> Entries shown

- - -

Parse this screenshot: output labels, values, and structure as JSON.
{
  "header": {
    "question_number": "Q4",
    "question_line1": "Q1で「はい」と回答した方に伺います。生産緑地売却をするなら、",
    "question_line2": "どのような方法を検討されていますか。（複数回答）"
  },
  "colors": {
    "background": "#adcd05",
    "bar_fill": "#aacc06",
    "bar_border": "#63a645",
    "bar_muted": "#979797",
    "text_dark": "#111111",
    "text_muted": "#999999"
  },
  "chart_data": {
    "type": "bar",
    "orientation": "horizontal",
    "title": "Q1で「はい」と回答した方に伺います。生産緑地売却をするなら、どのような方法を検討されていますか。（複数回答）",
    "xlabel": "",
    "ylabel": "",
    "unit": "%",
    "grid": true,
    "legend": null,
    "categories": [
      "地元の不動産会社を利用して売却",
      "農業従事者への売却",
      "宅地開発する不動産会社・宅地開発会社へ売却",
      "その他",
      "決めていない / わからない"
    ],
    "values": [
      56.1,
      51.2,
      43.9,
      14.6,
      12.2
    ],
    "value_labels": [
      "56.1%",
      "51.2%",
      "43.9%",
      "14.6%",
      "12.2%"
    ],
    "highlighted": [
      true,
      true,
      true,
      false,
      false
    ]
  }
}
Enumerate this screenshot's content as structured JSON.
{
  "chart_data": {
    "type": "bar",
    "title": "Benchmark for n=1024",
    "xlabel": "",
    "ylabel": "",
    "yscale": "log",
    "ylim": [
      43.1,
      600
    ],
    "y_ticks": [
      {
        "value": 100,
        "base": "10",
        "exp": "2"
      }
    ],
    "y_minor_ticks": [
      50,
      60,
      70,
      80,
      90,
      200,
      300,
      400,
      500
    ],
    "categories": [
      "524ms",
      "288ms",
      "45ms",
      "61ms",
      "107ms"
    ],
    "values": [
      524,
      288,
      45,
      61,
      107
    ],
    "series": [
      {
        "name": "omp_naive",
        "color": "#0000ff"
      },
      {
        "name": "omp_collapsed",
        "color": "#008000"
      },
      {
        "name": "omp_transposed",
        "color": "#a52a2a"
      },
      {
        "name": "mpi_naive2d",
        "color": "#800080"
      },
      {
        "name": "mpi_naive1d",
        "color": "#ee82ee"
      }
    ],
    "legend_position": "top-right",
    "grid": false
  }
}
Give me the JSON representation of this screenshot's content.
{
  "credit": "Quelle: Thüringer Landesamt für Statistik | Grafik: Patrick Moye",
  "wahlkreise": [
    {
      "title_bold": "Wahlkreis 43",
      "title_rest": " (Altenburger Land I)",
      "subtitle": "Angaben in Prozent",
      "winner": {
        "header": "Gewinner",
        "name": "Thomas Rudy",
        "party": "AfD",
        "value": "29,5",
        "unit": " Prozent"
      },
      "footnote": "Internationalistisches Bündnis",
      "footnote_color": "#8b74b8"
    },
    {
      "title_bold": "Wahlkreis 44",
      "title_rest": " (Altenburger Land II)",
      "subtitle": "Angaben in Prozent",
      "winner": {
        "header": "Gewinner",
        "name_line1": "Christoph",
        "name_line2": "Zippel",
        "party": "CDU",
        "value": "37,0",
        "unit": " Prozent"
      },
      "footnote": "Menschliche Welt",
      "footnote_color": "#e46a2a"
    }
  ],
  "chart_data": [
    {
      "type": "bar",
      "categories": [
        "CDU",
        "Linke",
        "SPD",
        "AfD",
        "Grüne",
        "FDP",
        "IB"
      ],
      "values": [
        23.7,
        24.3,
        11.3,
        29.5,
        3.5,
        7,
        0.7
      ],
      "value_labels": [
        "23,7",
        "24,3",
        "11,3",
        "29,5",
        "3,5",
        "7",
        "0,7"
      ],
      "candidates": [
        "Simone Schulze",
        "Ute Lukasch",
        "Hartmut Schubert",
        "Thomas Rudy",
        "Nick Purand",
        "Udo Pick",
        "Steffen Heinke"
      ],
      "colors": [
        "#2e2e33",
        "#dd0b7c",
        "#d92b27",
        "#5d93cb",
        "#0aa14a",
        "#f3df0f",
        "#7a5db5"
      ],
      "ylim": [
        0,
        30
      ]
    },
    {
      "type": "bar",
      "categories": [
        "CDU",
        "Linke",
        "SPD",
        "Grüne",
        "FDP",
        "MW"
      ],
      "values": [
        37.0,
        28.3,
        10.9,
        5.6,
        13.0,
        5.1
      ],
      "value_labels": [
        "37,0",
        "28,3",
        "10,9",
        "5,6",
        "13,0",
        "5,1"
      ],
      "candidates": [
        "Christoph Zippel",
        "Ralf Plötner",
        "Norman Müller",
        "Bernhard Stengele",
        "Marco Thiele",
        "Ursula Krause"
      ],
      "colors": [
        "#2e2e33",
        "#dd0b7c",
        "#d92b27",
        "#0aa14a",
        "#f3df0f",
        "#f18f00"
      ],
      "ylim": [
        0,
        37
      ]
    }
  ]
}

- - -

> Stated exercise
Extract all of the data exactly as written.

> Written reply
Parse this screenshot: output labels, values, and structure as JSON.
{
  "header": {
    "question_number": "Q4",
    "question_line1": "Q1で「はい」と回答した方に伺います。生産緑地売却をするなら、",
    "question_line2": "どのような方法を検討されていますか。（複数回答）"
  },
  "colors": {
    "background": "#adcd05",
    "bar_fill": "#aacc06",
    "bar_border": "#63a645",
    "bar_muted": "#979797",
    "text_dark": "#111111",
    "text_muted": "#999999"
  },
  "chart_data": {
    "type": "bar",
    "orientation": "horizontal",
    "title": "Q1で「はい」と回答した方に伺います。生産緑地売却をするなら、どのような方法を検討されていますか。（複数回答）",
    "xlabel": "",
    "ylabel": "",
    "unit": "%",
    "grid": true,
    "legend": null,
    "categories": [
      "地元の不動産会社を利用して売却",
      "農業従事者への売却",
      "宅地開発する不動産会社・宅地開発会社へ売却",
      "その他",
      "決めていない / わからない"
    ],
    "values": [
      56.1,
      51.2,
      43.9,
      14.6,
      12.2
    ],
    "value_labels": [
      "56.1%",
      "51.2%",
      "43.9%",
      "14.6%",
      "12.2%"
    ],
    "highlighted": [
      true,
      true,
      true,
      false,
      false
    ]
  }
}
Enumerate this screenshot's content as structured JSON.
{
  "chart_data": {
    "type": "bar",
    "title": "Benchmark for n=1024",
    "xlabel": "",
    "ylabel": "",
    "yscale": "log",
    "ylim": [
      43.1,
      600
    ],
    "y_ticks": [
      {
        "value": 100,
        "base": "10",
        "exp": "2"
      }
    ],
    "y_minor_ticks": [
      50,
      60,
      70,
      80,
      90,
      200,
      300,
      400,
      500
    ],
    "categories": [
      "524ms",
      "288ms",
      "45ms",
      "61ms",
      "107ms"
    ],
    "values": [
      524,
      288,
      45,
      61,
      107
    ],
    "series": [
      {
        "name": "omp_naive",
        "color": "#0000ff"
      },
      {
        "name": "omp_collapsed",
        "color": "#008000"
      },
      {
        "name": "omp_transposed",
        "color": "#a52a2a"
      },
      {
        "name": "mpi_naive2d",
        "color": "#800080"
      },
      {
        "name": "mpi_naive1d",
        "color": "#ee82ee"
      }
    ],
    "legend_position": "top-right",
    "grid": false
  }
}
Give me the JSON representation of this screenshot's content.
{
  "credit": "Quelle: Thüringer Landesamt für Statistik | Grafik: Patrick Moye",
  "wahlkreise": [
    {
      "title_bold": "Wahlkreis 43",
      "title_rest": " (Altenburger Land I)",
      "subtitle": "Angaben in Prozent",
      "winner": {
        "header": "Gewinner",
        "name": "Thomas Rudy",
        "party": "AfD",
        "value": "29,5",
        "unit": " Prozent"
      },
      "footnote": "Internationalistisches Bündnis",
      "footnote_color": "#8b74b8"
    },
    {
      "title_bold": "Wahlkreis 44",
      "title_rest": " (Altenburger Land II)",
      "subtitle": "Angaben in Prozent",
      "winner": {
        "header": "Gewinner",
        "name_line1": "Christoph",
        "name_line2": "Zippel",
        "party": "CDU",
        "value": "37,0",
        "unit": " Prozent"
      },
      "footnote": "Menschliche Welt",
      "footnote_color": "#e46a2a"
    }
  ],
  "chart_data": [
    {
      "type": "bar",
      "categories": [
        "CDU",
        "Linke",
        "SPD",
        "AfD",
        "Grüne",
        "FDP",
        "IB"
      ],
      "values": [
        23.7,
        24.3,
        11.3,
        29.5,
        3.5,
        7,
        0.7
      ],
      "value_labels": [
        "23,7",
        "24,3",
        "11,3",
        "29,5",
        "3,5",
        "7",
        "0,7"
      ],
      "candidates": [
        "Simone Schulze",
        "Ute Lukasch",
        "Hartmut Schubert",
        "Thomas Rudy",
        "Nick Purand",
        "Udo Pick",
        "Steffen Heinke"
      ],
      "colors": [
        "#2e2e33",
        "#dd0b7c",
        "#d92b27",
        "#5d93cb",
        "#0aa14a",
        "#f3df0f",
        "#7a5db5"
      ],
      "ylim": [
        0,
        30
      ]
    },
    {
      "type": "bar",
      "categories": [
        "CDU",
        "Linke",
        "SPD",
        "Grüne",
        "FDP",
        "MW"
      ],
      "values": [
        37.0,
        28.3,
        10.9,
        5.6,
        13.0,
        5.1
      ],
      "value_labels": [
        "37,0",
        "28,3",
        "10,9",
        "5,6",
        "13,0",
        "5,1"
      ],
      "candidates": [
        "Christoph Zippel",
        "Ralf Plötner",
        "Norman Müller",
        "Bernhard Stengele",
        "Marco Thiele",
        "Ursula Krause"
      ],
      "colors": [
        "#2e2e33",
        "#dd0b7c",
        "#d92b27",
        "#0aa14a",
        "#f3df0f",
        "#f18f00"
      ],
      "ylim": [
        0,
        37
      ]
    }
  ]
}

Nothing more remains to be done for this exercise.